### Provided records
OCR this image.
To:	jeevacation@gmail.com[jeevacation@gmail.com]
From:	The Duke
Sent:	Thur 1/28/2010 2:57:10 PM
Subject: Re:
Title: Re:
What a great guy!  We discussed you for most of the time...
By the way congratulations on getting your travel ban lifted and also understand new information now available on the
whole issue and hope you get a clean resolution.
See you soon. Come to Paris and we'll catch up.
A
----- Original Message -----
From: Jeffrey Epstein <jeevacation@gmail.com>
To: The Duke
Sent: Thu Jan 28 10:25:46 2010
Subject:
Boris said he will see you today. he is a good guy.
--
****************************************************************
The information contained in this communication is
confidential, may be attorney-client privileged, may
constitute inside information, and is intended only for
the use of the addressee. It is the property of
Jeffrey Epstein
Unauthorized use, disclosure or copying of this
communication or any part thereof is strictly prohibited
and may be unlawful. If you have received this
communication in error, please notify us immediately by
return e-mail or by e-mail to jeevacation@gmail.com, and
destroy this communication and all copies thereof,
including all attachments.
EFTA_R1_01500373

### The task
Count how many lines above include the word "From" and answer with that figure only.

### Output of the exercise
2